** Begin THE INPUT **

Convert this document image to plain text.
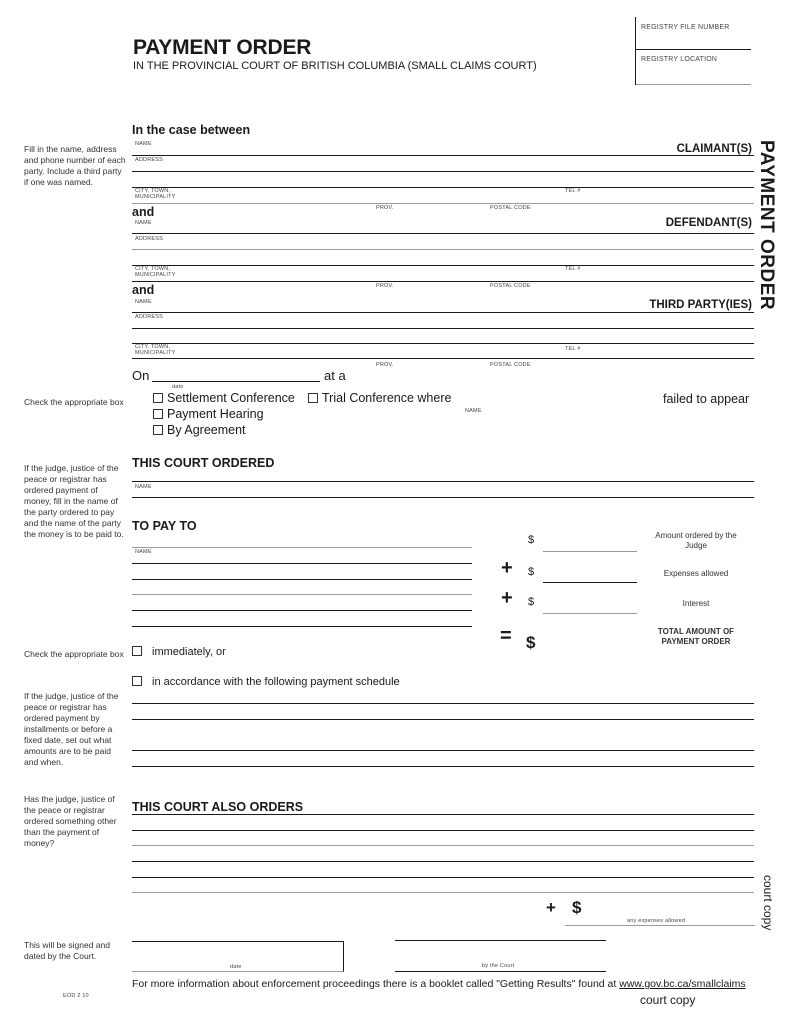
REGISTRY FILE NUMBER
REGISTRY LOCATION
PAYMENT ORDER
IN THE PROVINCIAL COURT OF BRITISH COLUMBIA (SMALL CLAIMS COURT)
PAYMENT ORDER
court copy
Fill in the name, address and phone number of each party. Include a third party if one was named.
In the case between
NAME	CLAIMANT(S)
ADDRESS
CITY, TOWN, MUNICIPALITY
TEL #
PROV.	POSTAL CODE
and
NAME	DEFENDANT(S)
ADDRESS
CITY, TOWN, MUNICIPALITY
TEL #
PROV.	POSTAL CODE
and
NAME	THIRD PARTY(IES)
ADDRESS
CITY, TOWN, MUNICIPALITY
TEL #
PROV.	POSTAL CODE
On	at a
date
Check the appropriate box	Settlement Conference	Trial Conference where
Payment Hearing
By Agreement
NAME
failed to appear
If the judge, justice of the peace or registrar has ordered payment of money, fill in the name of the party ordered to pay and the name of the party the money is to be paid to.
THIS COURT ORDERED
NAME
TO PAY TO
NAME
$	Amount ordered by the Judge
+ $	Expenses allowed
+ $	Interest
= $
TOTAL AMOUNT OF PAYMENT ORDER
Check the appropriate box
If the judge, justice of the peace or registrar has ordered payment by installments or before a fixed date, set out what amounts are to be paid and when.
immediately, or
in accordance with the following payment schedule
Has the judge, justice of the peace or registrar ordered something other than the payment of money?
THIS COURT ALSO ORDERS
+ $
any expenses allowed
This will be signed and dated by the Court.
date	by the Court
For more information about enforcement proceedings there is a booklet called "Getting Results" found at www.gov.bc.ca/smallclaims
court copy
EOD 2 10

** End THE INPUT **

● WRITTEN EXERCISE
Skip the pictures and print each record exactly as it stands.

● RESULT OF THIS EXERCISE
Convert this document image to plain text.
REGISTRY FILE NUMBER
REGISTRY LOCATION
PAYMENT ORDER
IN THE PROVINCIAL COURT OF BRITISH COLUMBIA (SMALL CLAIMS COURT)
PAYMENT ORDER
court copy
Fill in the name, address and phone number of each party. Include a third party if one was named.
In the case between
NAME	CLAIMANT(S)
ADDRESS
CITY, TOWN, MUNICIPALITY
TEL #
PROV.	POSTAL CODE
and
NAME	DEFENDANT(S)
ADDRESS
CITY, TOWN, MUNICIPALITY
TEL #
PROV.	POSTAL CODE
and
NAME	THIRD PARTY(IES)
ADDRESS
CITY, TOWN, MUNICIPALITY
TEL #
PROV.	POSTAL CODE
On	at a
date
Check the appropriate box	Settlement Conference	Trial Conference where
Payment Hearing
By Agreement
NAME
failed to appear
If the judge, justice of the peace or registrar has ordered payment of money, fill in the name of the party ordered to pay and the name of the party the money is to be paid to.
THIS COURT ORDERED
NAME
TO PAY TO
NAME
$	Amount ordered by the Judge
+ $	Expenses allowed
+ $	Interest
= $
TOTAL AMOUNT OF PAYMENT ORDER
Check the appropriate box
If the judge, justice of the peace or registrar has ordered payment by installments or before a fixed date, set out what amounts are to be paid and when.
immediately, or
in accordance with the following payment schedule
Has the judge, justice of the peace or registrar ordered something other than the payment of money?
THIS COURT ALSO ORDERS
+ $
any expenses allowed
This will be signed and dated by the Court.
date	by the Court
For more information about enforcement proceedings there is a booklet called "Getting Results" found at www.gov.bc.ca/smallclaims
court copy
EOD 2 10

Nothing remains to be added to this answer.